PISTON RING AND INTERNAL COMBUSTION ENGINE

Abstract

A piston ring may include a stainless steel base having between 8% and 15% by weight of chromium, together with other elements and impurities, and having a hardness between 350 HV and 420 HV. The piston ring may also include a superficial nitrided layer having a depth of no more than 60 μm and an average hardness measured upon the surface exceeding 800 HV. The nitrided layer may include a plurality of nitride particles, which may have a maximum size of 5 μm and may be distributed over between 4% and 8% of an area of the nitrided layer.

Claims

1. A piston ring comprising: a stainless steel base including between 8% and 15% by weight of chromium, together with other elements and impurities, and having a hardness between 350 HV and 420 HV, and a superficial nitrided layer having a depth of no more than 60 μm and an average hardness measured upon the surface exceeding 800 HV, wherein the nitrided layer includes a plurality of nitride particles having a maximum size of 5 μm distributed over between 4% and 8% of an area of the nitrided layer.

────────────────────

▸ **Stated task 1**
In the piston ring text, how deep can the superficial nitrided layer be at most?

Layout annotation data:
────────────────────

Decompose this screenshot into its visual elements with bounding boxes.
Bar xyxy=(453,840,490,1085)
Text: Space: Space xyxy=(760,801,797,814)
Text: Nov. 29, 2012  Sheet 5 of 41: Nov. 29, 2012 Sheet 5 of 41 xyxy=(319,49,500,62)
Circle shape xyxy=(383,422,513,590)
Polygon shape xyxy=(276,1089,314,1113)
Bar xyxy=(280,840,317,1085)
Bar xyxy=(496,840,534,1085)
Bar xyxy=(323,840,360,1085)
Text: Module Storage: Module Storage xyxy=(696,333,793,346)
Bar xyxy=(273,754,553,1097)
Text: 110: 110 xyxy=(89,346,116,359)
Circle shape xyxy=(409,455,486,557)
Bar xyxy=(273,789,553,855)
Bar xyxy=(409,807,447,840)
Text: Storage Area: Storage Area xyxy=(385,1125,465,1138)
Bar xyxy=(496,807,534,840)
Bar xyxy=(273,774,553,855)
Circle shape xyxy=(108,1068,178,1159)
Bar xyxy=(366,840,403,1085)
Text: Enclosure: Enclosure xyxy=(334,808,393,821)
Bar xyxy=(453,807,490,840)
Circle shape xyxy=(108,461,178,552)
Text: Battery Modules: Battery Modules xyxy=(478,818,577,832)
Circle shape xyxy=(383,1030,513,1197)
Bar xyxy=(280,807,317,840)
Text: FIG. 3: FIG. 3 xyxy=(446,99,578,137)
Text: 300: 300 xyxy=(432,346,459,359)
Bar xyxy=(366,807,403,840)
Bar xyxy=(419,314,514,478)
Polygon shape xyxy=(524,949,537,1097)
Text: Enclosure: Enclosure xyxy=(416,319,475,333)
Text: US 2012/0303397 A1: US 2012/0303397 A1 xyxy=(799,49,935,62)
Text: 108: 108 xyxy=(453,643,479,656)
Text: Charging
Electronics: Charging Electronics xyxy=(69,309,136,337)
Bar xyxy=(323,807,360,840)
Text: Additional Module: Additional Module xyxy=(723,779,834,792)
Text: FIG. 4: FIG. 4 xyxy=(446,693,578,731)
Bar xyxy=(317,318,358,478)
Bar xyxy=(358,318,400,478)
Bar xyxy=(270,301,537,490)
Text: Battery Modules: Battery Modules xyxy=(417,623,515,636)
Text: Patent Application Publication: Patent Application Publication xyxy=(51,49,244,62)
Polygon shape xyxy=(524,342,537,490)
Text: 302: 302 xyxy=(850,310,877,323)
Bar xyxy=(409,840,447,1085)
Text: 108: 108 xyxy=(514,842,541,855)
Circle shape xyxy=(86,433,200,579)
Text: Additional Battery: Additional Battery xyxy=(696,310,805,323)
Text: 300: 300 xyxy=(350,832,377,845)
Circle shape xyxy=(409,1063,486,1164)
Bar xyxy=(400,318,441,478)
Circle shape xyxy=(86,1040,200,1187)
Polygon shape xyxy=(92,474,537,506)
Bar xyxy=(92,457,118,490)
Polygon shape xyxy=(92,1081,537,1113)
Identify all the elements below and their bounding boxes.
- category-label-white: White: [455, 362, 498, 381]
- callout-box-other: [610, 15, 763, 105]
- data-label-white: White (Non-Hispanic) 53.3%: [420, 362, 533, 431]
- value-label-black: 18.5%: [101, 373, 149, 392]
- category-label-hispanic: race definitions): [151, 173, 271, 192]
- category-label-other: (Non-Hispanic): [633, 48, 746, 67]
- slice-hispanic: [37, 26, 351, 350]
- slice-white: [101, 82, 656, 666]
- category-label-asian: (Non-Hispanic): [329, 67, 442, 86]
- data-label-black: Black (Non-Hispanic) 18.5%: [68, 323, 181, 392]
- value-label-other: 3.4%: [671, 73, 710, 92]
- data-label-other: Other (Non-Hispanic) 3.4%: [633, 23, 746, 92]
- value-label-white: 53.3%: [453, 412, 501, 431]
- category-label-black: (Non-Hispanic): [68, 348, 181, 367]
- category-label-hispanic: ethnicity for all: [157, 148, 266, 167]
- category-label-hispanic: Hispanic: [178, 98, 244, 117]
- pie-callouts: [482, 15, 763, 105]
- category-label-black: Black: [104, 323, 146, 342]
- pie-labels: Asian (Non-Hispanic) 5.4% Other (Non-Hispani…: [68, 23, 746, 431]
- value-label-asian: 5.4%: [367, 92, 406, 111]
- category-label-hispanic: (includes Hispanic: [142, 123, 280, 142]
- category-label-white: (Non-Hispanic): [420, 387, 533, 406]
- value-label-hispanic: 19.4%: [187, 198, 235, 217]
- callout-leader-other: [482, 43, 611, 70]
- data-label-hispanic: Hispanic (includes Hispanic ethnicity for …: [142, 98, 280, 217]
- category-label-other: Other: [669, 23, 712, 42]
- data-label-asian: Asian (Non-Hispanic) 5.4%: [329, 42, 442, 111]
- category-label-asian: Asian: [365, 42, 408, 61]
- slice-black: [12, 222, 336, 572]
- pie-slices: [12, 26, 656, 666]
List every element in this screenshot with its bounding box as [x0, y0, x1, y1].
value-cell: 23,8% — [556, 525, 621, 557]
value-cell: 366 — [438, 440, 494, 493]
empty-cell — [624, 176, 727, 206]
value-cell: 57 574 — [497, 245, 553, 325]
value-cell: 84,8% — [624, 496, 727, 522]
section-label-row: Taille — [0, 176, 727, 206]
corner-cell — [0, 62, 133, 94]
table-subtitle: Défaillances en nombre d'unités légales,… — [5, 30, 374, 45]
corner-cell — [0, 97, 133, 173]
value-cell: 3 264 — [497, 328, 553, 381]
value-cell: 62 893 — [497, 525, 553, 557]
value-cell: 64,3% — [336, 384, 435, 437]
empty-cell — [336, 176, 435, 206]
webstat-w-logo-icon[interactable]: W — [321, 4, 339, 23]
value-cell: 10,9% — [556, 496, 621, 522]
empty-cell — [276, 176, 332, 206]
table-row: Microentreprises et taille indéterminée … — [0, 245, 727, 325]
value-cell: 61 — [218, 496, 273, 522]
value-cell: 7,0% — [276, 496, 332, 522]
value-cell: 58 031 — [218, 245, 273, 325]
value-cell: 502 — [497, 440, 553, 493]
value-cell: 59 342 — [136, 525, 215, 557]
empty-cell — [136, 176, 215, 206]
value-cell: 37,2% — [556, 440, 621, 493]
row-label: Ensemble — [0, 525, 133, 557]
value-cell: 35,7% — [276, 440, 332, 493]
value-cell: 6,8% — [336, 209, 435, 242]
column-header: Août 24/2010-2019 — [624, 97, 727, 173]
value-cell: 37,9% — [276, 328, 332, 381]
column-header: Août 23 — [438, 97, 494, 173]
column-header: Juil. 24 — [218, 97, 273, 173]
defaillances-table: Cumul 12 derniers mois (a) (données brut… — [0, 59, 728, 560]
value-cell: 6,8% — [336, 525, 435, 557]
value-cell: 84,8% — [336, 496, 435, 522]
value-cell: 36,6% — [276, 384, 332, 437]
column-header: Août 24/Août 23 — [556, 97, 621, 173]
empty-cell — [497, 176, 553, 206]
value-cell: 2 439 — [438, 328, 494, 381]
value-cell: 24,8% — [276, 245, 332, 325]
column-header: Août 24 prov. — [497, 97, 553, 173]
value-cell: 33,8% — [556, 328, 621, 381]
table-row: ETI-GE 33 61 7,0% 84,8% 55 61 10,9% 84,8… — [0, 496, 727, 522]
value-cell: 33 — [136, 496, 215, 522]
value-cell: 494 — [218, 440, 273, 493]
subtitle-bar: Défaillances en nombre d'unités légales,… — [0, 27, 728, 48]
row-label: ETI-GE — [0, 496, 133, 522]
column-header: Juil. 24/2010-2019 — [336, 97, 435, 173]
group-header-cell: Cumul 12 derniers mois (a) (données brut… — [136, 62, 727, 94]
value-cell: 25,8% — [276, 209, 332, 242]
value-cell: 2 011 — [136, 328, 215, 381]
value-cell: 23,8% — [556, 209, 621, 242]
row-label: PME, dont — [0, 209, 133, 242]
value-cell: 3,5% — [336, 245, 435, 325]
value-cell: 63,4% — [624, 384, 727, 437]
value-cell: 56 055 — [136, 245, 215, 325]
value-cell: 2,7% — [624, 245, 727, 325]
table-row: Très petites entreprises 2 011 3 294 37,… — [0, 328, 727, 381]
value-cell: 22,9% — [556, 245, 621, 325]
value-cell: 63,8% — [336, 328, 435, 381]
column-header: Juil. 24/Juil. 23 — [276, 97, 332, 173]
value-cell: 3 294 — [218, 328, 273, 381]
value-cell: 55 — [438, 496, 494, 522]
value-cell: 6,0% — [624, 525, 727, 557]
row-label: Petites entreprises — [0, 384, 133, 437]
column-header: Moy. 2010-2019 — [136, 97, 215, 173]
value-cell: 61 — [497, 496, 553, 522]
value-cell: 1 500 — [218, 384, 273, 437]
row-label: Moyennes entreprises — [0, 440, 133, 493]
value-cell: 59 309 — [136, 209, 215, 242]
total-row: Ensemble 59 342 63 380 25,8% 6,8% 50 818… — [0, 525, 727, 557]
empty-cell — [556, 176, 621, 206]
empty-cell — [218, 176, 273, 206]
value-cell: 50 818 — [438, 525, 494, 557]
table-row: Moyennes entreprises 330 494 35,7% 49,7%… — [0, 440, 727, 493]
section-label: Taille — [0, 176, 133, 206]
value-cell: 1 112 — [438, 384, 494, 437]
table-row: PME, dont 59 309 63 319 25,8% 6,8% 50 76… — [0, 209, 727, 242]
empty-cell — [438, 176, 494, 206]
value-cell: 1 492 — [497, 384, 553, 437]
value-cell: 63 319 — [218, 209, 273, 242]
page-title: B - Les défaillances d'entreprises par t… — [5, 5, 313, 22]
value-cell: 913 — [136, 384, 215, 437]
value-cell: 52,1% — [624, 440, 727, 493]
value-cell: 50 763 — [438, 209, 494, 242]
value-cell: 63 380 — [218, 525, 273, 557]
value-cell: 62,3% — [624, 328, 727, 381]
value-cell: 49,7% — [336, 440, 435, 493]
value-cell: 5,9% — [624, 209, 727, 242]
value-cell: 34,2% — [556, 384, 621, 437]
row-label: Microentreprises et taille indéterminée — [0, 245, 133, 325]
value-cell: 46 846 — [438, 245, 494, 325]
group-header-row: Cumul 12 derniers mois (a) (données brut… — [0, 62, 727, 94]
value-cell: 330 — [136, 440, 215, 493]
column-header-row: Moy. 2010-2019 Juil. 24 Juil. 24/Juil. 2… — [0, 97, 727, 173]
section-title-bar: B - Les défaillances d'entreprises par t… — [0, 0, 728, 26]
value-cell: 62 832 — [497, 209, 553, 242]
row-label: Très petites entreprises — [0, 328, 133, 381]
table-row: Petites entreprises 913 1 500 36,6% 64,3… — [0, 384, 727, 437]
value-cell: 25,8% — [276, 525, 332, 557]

────────────────────

▸ **Stated task 2**
Locate each line in the records that contains the string "this", with case counting, and copy those lines.

▸ **Complete response 1**
No more than 60 μm.

▸ **Complete response 2**
Decompose this screenshot into its visual elements with bounding boxes.
List every element in this screenshot with its bounding box as [x0, y0, x1, y1].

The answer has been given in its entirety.